* [PAGE EXCERPT]:

☆ ☆ ☆

Offhand the only thing I can think of is to create a new identity and see if the same problem occurs.
T.


----------



## BillyJilly

ZOOM123 said:


> Hey, I'm new to these forums. I have the same exact problem with outlook express... My mail is stuck in my outbox, still sends but doesn't move to my "sent items" folder... there is an error message but there is no detail with the error... I did all the steps suggested above and I still have the same issue. I also tried unistalling and re-installing outlook express 6.0. My mail still remains in my outbox.
> 
> Any other suggestions?


I have read all the threads that relate to this and I have tried everything in the threads.... 
This message from "zoom 123" is the exact problem I have... 
Is there any resolve to this? I am so angry and tired I can hardly take it anymore
Please help


----------



## terrace

Hello, After installing a stick which made my computer faster, nearly 1gb, my emails now go out quickly, even larger one`s, and they don`t hang or sit and send in multiples. My computer technician suggested this solution. At one time my emails would hang an hang and even send one to the one recipient 20 times. Not now. Have a talk to someone with the expertise. Cheers:up:


----------



## throoper

BillyJilly said:


> I have read all the threads that relate to this and I have tried everything in the threads....
> This message from "zoom 123" is the exact problem I have...
> Is there any resolve to this? I am so angry and tired I can hardly take it anymore
> Please help


Hi BillyJilly,
Don't know if you tried this.
Move all items out of the Sent Items folder to a folder of your own creation or delete them if you don't want them.
Go into the Message Store folder and delete the Sent Items.dbx.
If you haven't already done it, delete the Outbox.dbx as well.
Let us know if that helps.
T.


----------



## CorvetteTex

I have the same problem. I will try your suggestions, I hope it fixes my problem.


----------



## CorvetteTex

throoper,,,,,,,your the man! or Women! Can't tell by your name  Your suggestion to delete my item sent box .dbx and the outbox.dbx WORKED !!!!!! YEA ! I tried the delete Outbo.dbx only an that didn't work . Then I went in and searched both the outbox and send box and deleted them and that worked. My emails are flying out of the out box and into the sent file with no errors ! THANK YOU SO MUCH !

P.S. When I search the Item Sent Box.dbx that file showed like over 2,000,000 kb in it. I guess when you delete the sent file in Outlook Exp it really doesn't delete.


----------



## throoper

Hi CorvetteTex,

Glad that worked for you.

☆ ☆ ☆

* [EXTRACTED MATERIAL]:
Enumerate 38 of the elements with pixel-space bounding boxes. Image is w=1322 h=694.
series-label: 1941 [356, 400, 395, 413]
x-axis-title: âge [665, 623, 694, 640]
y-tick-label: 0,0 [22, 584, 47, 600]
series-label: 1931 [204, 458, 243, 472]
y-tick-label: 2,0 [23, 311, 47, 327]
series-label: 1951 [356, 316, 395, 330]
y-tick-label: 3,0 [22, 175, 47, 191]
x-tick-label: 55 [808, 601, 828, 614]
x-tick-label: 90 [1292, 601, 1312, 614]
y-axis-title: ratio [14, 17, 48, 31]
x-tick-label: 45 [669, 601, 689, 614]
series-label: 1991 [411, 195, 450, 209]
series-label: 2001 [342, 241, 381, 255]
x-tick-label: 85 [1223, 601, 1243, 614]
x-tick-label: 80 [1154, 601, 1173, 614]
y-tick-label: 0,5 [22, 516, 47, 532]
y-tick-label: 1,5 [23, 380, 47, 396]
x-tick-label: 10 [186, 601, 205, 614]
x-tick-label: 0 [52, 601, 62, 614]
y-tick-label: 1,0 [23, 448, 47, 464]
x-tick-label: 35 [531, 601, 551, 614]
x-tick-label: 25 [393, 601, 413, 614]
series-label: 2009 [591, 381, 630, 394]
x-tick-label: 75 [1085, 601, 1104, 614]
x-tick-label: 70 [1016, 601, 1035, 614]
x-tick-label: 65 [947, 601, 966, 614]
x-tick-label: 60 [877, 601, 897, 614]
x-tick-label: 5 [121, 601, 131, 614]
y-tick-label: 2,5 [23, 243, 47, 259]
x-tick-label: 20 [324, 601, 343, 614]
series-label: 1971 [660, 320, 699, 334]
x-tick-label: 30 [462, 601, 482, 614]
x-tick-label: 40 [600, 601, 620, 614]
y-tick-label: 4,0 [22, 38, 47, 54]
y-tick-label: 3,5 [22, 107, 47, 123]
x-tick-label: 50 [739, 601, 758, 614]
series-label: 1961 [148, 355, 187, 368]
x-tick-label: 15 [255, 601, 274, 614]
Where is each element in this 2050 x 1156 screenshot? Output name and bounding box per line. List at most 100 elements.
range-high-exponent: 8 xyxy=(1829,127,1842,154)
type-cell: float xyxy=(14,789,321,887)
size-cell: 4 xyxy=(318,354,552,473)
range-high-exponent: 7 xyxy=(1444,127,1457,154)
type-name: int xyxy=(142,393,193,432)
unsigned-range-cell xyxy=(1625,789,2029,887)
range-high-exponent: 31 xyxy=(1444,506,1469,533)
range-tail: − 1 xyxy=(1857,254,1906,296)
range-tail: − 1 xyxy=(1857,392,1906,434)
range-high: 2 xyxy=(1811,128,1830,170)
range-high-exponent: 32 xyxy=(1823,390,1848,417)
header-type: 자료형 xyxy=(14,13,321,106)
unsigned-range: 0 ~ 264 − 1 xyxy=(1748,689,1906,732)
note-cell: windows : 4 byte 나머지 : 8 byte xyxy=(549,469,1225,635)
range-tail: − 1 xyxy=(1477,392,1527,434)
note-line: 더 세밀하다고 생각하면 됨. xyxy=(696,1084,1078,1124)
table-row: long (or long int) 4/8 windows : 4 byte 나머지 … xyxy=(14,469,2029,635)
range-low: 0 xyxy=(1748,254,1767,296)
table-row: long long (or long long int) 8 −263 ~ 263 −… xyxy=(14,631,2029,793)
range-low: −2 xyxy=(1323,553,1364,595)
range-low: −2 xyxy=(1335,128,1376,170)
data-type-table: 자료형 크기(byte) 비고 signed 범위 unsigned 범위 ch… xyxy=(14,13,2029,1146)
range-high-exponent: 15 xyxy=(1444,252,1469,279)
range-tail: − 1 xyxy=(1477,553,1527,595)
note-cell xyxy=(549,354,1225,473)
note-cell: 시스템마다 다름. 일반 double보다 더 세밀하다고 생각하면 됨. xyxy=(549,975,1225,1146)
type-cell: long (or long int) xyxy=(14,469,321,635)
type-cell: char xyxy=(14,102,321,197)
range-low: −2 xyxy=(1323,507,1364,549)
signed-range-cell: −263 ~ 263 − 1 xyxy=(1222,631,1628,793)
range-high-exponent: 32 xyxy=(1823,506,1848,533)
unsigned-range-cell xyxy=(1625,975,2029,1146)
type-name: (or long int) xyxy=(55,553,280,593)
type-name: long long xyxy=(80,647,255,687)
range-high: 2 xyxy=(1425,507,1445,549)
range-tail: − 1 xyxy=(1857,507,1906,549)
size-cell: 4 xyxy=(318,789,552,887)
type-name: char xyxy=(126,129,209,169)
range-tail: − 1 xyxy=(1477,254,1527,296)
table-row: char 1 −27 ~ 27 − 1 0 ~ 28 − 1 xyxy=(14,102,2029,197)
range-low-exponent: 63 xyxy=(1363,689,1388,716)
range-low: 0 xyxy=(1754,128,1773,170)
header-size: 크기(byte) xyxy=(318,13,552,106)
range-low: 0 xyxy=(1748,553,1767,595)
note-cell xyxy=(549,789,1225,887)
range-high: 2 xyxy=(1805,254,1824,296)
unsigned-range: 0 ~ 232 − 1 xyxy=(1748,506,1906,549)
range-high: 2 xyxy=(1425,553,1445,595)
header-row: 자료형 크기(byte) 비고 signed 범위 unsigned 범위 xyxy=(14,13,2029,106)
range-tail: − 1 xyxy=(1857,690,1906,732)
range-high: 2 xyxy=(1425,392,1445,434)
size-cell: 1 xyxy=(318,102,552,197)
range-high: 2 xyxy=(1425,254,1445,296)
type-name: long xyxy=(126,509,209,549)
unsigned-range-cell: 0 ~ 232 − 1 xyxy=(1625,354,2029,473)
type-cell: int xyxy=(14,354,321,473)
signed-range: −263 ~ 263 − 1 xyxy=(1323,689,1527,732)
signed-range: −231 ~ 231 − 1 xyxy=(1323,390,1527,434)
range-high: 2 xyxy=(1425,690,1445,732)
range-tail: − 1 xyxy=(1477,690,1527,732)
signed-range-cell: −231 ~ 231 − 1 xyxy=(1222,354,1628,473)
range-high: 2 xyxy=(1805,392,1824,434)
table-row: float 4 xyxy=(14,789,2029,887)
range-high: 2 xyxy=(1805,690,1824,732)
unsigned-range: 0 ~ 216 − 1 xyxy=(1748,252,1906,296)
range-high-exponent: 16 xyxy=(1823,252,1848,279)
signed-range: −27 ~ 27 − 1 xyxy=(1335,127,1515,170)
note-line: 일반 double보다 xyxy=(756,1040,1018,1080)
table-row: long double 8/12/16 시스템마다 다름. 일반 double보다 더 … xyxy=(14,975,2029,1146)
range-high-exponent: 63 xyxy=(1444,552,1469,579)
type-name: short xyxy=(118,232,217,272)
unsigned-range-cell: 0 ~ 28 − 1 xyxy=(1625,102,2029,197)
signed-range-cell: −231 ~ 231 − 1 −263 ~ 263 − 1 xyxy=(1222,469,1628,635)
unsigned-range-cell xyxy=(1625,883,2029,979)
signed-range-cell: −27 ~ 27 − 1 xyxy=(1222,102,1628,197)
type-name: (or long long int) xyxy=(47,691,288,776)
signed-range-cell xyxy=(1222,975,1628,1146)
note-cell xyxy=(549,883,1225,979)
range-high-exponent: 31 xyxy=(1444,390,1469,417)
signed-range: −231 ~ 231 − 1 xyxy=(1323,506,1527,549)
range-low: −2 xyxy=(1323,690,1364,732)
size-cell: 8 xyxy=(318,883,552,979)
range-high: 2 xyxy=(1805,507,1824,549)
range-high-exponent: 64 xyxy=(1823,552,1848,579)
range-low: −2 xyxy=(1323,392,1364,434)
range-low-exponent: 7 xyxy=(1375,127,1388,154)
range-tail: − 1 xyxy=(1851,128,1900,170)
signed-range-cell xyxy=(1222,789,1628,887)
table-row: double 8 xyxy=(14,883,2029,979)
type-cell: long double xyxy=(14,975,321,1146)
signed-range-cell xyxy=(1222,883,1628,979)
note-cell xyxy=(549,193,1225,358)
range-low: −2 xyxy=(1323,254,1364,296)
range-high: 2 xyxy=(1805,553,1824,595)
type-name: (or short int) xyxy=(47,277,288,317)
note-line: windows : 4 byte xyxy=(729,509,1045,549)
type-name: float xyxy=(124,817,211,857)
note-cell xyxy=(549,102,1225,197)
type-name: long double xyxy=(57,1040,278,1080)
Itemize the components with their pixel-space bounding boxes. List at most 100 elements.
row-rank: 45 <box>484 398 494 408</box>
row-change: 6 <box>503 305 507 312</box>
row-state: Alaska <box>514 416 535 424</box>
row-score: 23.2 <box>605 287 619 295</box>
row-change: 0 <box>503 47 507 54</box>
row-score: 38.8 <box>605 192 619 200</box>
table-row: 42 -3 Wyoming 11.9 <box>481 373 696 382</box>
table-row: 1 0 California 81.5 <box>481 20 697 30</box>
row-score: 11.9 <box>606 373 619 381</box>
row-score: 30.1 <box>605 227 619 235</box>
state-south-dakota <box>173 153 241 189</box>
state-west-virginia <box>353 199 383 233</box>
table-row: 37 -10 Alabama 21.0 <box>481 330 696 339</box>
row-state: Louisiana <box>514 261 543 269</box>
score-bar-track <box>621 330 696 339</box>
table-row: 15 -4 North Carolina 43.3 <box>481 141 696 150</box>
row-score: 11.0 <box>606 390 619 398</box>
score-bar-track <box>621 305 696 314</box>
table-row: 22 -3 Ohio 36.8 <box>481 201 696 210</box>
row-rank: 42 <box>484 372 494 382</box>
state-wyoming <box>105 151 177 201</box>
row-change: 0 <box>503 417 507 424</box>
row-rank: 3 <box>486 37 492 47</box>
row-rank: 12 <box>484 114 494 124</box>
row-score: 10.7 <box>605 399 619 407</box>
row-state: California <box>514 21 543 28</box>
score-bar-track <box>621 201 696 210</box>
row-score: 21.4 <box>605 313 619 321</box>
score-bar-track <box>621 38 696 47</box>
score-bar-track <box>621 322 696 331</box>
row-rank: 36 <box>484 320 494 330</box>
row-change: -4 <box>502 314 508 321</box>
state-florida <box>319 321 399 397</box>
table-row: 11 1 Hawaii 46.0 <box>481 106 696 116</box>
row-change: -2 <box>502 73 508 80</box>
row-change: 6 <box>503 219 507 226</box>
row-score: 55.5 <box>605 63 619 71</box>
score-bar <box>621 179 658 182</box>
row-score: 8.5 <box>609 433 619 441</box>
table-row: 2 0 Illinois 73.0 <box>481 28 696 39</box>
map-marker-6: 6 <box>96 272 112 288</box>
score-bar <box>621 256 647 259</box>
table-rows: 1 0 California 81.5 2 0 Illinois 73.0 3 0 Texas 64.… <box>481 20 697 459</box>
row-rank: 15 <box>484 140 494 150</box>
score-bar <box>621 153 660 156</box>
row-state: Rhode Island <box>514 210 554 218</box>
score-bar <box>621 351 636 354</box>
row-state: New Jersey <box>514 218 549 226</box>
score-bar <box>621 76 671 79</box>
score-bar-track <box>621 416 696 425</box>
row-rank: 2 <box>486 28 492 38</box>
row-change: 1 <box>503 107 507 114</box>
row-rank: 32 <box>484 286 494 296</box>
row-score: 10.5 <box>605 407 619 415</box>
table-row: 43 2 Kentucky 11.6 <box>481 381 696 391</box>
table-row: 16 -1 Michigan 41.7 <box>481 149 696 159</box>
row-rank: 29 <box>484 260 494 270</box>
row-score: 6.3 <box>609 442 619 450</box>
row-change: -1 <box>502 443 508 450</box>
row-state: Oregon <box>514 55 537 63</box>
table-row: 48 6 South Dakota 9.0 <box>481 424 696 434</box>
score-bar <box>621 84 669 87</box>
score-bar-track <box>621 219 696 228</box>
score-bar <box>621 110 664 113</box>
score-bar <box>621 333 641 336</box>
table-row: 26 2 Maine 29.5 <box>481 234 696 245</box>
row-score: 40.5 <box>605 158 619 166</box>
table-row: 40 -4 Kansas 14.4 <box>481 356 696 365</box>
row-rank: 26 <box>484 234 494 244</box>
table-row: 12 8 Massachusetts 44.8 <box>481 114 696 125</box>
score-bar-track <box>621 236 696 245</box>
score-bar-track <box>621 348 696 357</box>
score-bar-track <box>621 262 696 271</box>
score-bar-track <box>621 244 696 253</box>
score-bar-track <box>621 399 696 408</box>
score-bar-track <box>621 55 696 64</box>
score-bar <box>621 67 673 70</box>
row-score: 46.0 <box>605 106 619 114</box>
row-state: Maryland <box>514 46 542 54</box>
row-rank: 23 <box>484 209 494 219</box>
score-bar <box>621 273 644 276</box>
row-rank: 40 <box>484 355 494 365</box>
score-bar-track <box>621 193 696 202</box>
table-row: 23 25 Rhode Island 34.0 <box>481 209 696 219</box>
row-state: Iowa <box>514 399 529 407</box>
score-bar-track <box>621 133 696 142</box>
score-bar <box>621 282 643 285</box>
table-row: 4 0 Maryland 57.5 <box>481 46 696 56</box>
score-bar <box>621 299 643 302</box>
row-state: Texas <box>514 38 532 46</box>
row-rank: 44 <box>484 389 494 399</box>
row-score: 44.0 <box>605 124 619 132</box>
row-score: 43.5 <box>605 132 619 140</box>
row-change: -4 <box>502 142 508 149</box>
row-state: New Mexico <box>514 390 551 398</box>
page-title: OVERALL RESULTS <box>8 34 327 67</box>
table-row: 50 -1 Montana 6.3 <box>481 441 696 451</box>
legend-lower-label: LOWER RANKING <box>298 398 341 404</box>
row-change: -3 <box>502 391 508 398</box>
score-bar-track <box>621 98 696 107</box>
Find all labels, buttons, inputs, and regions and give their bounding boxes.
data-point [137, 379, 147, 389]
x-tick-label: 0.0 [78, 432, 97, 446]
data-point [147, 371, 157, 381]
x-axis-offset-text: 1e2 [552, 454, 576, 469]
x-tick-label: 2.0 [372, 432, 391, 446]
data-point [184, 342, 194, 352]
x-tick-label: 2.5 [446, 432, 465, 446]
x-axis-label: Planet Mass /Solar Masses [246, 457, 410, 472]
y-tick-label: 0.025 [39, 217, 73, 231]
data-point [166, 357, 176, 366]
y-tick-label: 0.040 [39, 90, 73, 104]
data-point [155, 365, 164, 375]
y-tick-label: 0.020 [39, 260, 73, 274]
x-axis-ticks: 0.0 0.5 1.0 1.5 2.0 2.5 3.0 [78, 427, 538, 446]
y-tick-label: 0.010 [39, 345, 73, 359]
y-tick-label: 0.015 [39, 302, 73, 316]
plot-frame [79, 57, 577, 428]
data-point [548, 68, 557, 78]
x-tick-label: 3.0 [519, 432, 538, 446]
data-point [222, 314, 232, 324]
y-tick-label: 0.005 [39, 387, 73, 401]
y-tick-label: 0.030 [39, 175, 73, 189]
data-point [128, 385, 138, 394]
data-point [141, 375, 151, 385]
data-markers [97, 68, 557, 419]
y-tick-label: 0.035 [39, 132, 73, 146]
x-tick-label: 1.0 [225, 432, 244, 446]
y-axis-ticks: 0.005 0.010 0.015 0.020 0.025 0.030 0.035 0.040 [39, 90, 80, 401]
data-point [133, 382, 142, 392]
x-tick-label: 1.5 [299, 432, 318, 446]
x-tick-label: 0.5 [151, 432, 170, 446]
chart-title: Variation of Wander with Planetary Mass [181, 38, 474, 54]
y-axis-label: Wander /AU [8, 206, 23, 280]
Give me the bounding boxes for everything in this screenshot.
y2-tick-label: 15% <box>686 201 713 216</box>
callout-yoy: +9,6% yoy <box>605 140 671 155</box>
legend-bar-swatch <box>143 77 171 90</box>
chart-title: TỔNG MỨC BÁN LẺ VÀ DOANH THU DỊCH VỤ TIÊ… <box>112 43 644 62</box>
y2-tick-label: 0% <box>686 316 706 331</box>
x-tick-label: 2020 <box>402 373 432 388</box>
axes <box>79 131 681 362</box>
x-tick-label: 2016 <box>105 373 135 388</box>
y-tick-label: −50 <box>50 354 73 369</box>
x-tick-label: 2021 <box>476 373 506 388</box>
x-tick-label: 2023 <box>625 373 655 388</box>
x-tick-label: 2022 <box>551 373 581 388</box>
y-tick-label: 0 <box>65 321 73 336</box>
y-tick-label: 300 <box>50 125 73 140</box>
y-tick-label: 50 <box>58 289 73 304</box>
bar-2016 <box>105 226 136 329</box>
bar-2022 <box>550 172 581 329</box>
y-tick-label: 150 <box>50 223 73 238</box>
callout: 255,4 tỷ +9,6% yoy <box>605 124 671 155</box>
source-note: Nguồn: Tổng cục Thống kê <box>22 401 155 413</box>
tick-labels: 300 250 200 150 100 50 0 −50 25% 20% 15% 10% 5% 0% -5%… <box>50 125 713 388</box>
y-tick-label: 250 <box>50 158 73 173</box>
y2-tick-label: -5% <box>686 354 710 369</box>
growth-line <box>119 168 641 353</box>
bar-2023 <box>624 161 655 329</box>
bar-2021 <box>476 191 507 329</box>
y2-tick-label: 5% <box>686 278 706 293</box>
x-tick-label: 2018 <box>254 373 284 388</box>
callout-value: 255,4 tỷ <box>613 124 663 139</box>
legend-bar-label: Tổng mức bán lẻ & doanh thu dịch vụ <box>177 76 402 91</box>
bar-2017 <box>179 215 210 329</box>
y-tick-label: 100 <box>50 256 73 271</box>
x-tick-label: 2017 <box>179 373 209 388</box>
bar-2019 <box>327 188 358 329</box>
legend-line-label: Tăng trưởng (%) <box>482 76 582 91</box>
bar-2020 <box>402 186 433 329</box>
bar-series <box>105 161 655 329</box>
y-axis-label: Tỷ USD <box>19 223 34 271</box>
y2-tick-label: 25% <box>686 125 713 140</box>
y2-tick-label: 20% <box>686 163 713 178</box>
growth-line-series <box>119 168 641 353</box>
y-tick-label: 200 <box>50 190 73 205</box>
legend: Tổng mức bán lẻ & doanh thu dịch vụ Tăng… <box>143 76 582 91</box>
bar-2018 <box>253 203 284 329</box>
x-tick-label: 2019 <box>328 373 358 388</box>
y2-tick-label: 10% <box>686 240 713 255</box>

☆ ☆ ☆

* [REQUIRED ACTIONS]:
(a) In the forum thread, which two .dbx files did throoper advise deleting?
(b) From the forum thread, write out the passage starting at the words "Offhand the only" and ending after "in my outbox.".

* [TASK-BY-TASK RESULTS]:
(a) Sent Items.dbx and Outbox.dbx.

(b)
Offhand the only thing I can think of is to create a new identity and see if the same problem occurs.
T.


----------



## BillyJilly

ZOOM123 said:


> Hey, I'm new to these forums. I have the same exact problem with outlook express... My mail is stuck in my outbox, still sends but doesn't move to my "sent items" folder... there is an error message but there is no detail with the error... I did all the steps suggested above and I still have the same issue. I also tried unistalling and re-installing outlook express 6.0. My mail still remains in my outbox.